Show every line below where "document" can be found.
----------------
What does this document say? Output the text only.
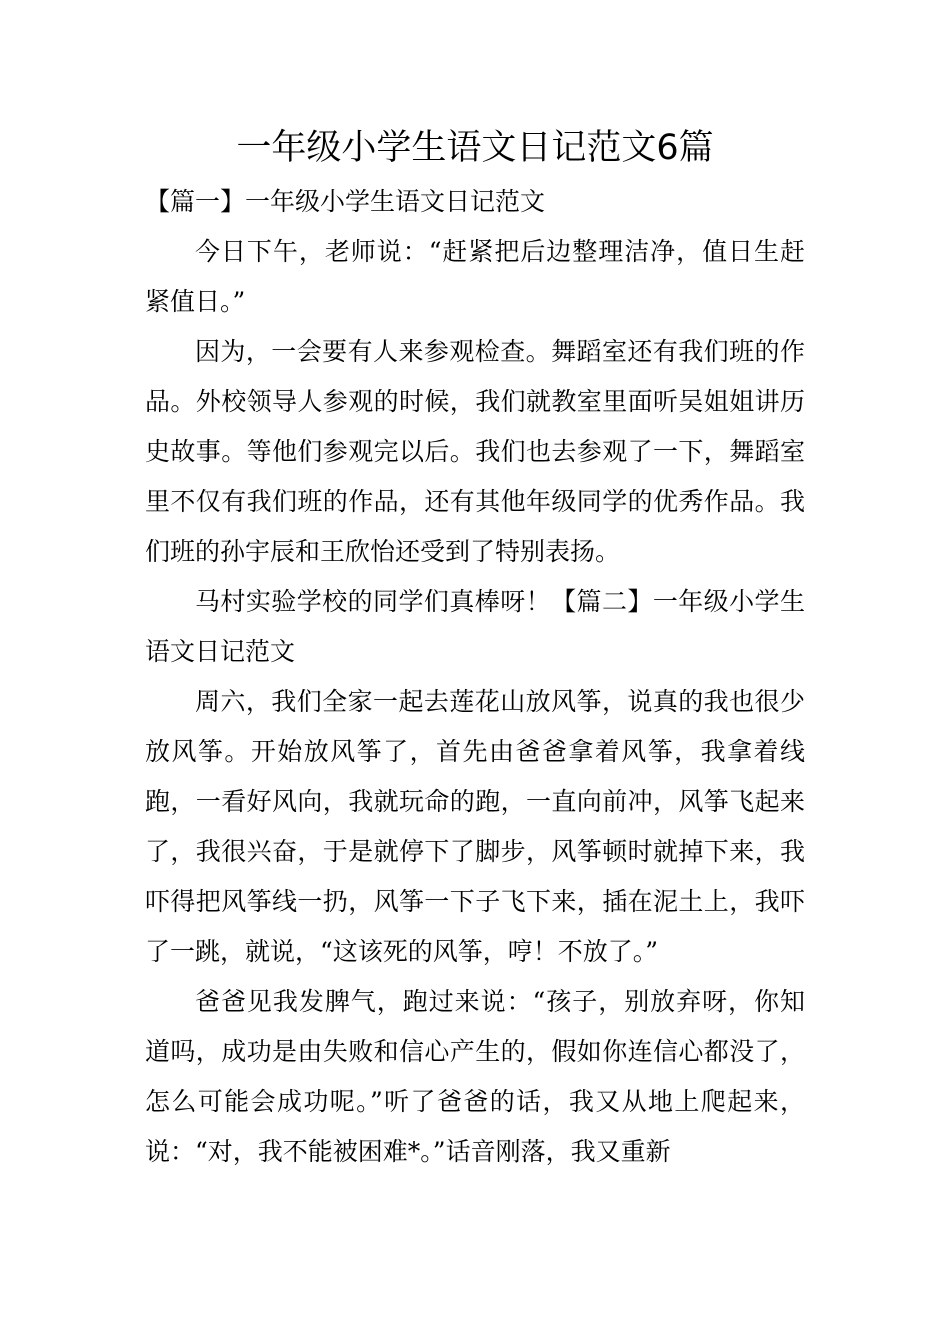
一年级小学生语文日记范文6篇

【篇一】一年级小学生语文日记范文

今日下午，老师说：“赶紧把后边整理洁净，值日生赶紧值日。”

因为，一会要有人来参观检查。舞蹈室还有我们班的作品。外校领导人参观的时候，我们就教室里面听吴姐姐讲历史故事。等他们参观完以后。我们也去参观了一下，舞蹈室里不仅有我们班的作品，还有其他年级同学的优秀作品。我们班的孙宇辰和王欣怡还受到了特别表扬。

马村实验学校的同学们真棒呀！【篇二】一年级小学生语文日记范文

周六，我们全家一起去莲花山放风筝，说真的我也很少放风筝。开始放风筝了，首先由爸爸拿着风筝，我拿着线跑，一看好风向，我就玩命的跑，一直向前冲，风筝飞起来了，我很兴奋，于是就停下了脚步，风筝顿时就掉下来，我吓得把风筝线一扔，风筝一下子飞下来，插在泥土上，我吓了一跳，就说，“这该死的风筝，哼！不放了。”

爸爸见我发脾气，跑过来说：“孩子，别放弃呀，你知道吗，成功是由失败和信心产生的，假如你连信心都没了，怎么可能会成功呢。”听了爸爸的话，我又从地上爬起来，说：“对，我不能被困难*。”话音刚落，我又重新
----------------
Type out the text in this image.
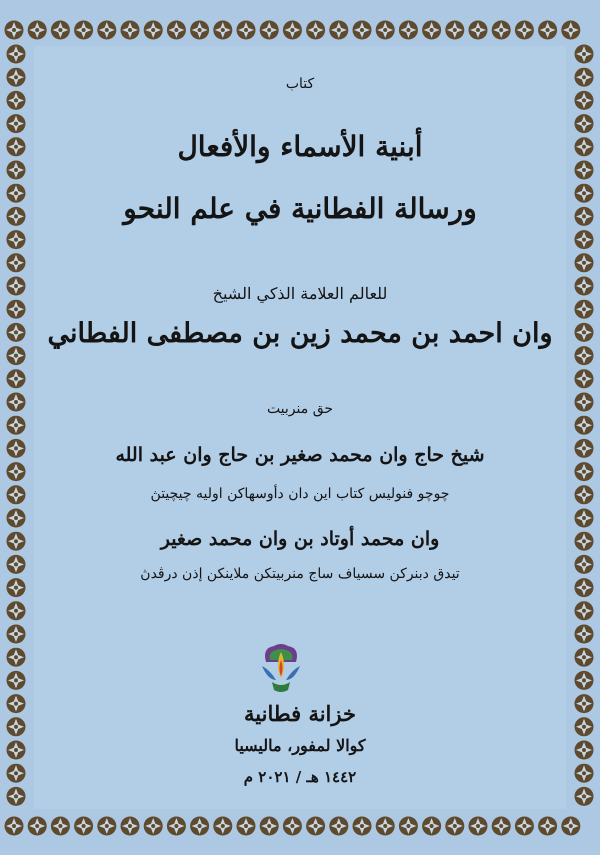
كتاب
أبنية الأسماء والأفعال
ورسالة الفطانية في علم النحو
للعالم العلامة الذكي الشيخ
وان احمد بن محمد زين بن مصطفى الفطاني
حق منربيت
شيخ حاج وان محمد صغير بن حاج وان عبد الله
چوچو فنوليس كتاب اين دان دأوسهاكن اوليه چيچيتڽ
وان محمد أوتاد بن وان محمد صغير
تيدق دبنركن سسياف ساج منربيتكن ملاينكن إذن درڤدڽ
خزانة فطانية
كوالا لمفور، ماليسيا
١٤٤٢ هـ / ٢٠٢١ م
----------------
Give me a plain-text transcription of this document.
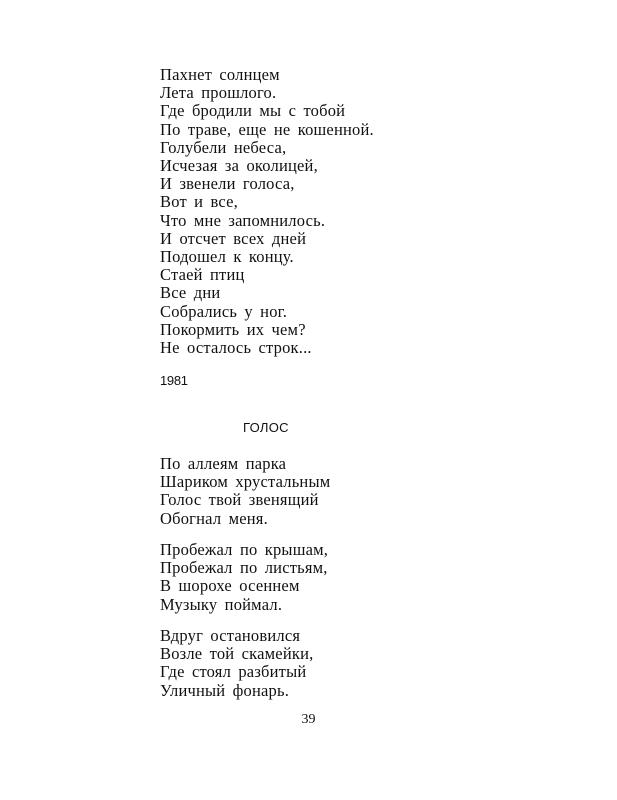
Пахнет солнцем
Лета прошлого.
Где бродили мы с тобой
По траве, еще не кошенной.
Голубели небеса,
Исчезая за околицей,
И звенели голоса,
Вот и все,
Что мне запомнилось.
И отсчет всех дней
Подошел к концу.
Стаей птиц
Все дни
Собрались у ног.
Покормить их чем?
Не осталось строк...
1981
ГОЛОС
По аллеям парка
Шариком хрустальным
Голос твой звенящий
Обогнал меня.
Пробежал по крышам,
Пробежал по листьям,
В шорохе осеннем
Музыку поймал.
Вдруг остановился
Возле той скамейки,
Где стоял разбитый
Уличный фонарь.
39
----------------
» **Exercise answer**:
What does this document say? Output the text only.
Give me a plain-text transcription of this document.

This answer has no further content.